List each line of the data that holds the string "документа", please.

Records for the task —
--------

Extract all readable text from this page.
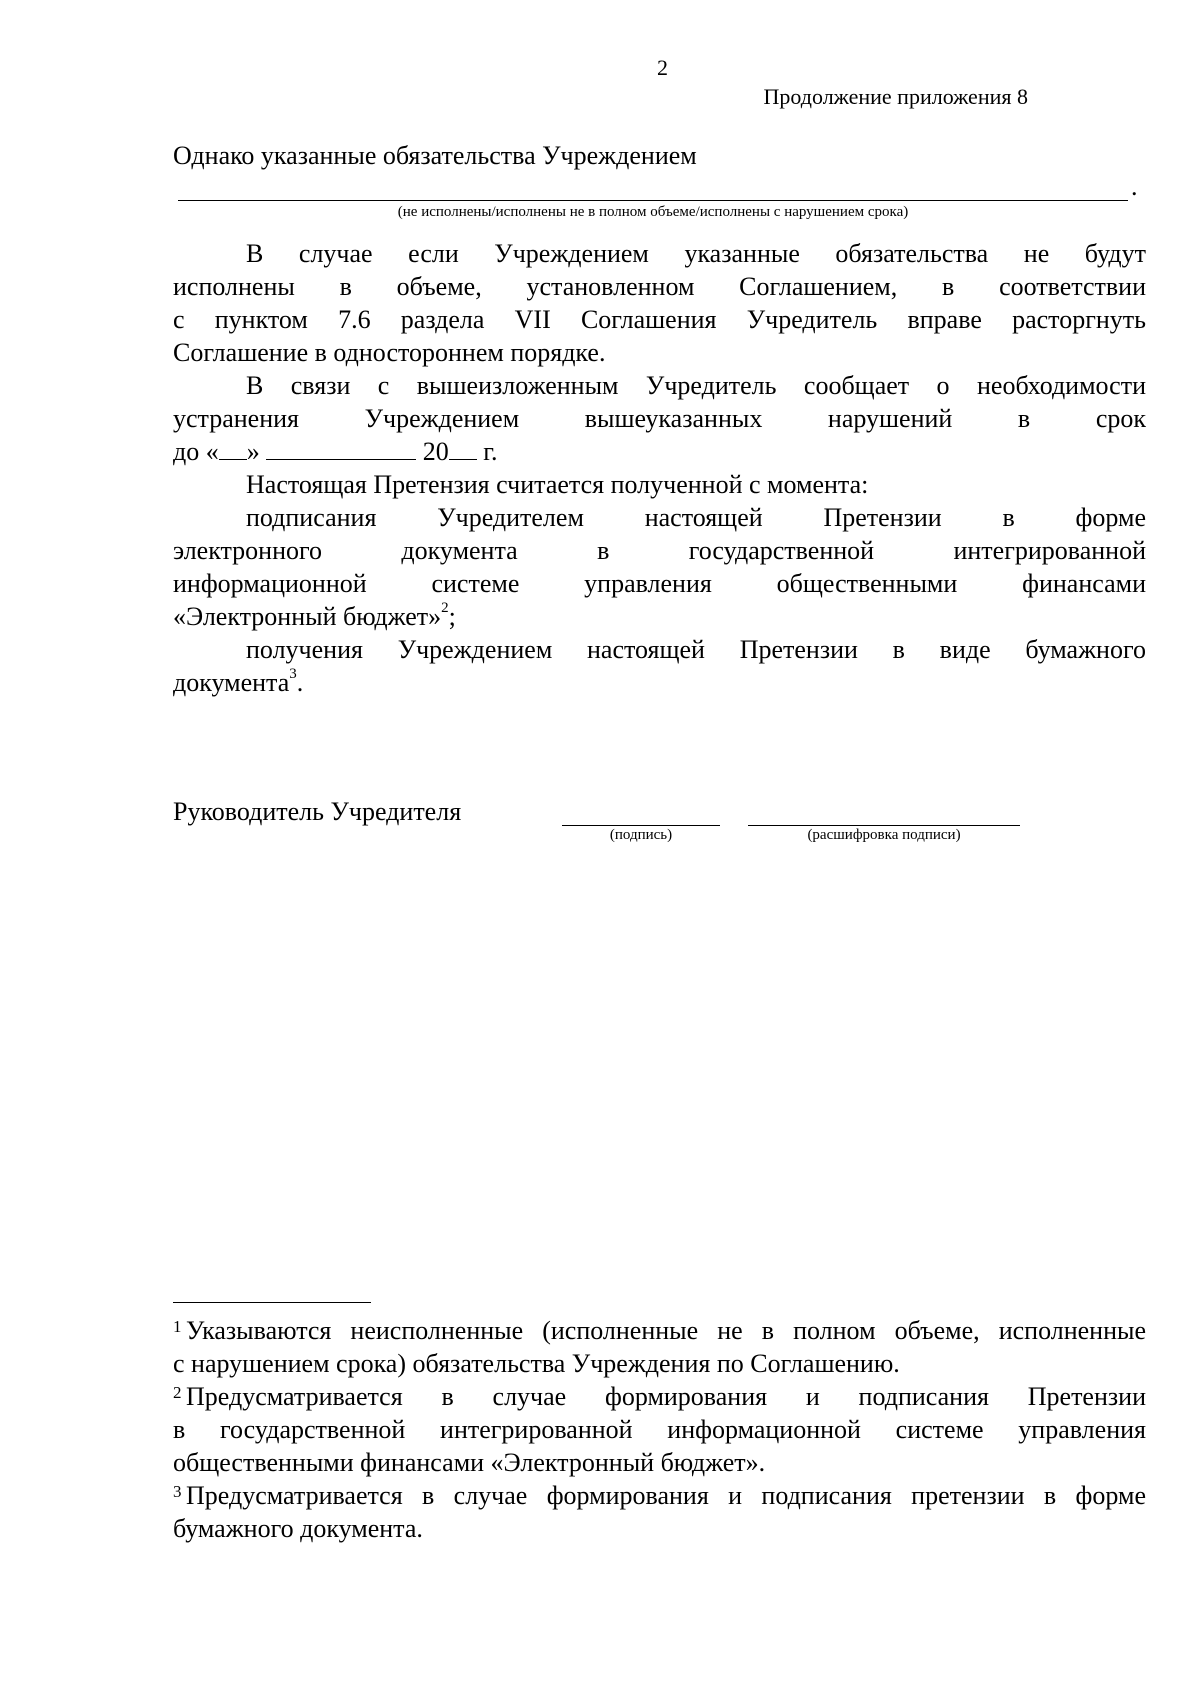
2
Продолжение приложения 8
Однако указанные обязательства Учреждением
.
(не исполнены/исполнены не в полном объеме/исполнены с нарушением срока)
В случае если Учреждением указанные обязательства не будут
исполнены в объеме, установленном Соглашением, в соответствии
с пунктом 7.6 раздела VII Соглашения Учредитель вправе расторгнуть
Соглашение в одностороннем порядке.
В связи с вышеизложенным Учредитель сообщает о необходимости
устранения Учреждением вышеуказанных нарушений в срок
до « »	20 г.
Настоящая Претензия считается полученной с момента:
подписания Учредителем настоящей Претензии в форме
электронного документа в государственной интегрированной
информационной системе управления общественными финансами
«Электронный бюджет»$^2$;
получения Учреждением настоящей Претензии в виде бумажного
документа$^3$.
Руководитель Учредителя
(подпись)	(расшифровка подписи)
1 Указываются неисполненные (исполненные не в полном объеме, исполненные
с нарушением срока) обязательства Учреждения по Соглашению.
2 Предусматривается в случае формирования и подписания Претензии
в государственной интегрированной информационной системе управления
общественными финансами «Электронный бюджет».
3 Предусматривается в случае формирования и подписания претензии в форме
бумажного документа.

--------

Result of this task —
электронного документа в государственной интегрированной
документа$^3$.
бумажного документа.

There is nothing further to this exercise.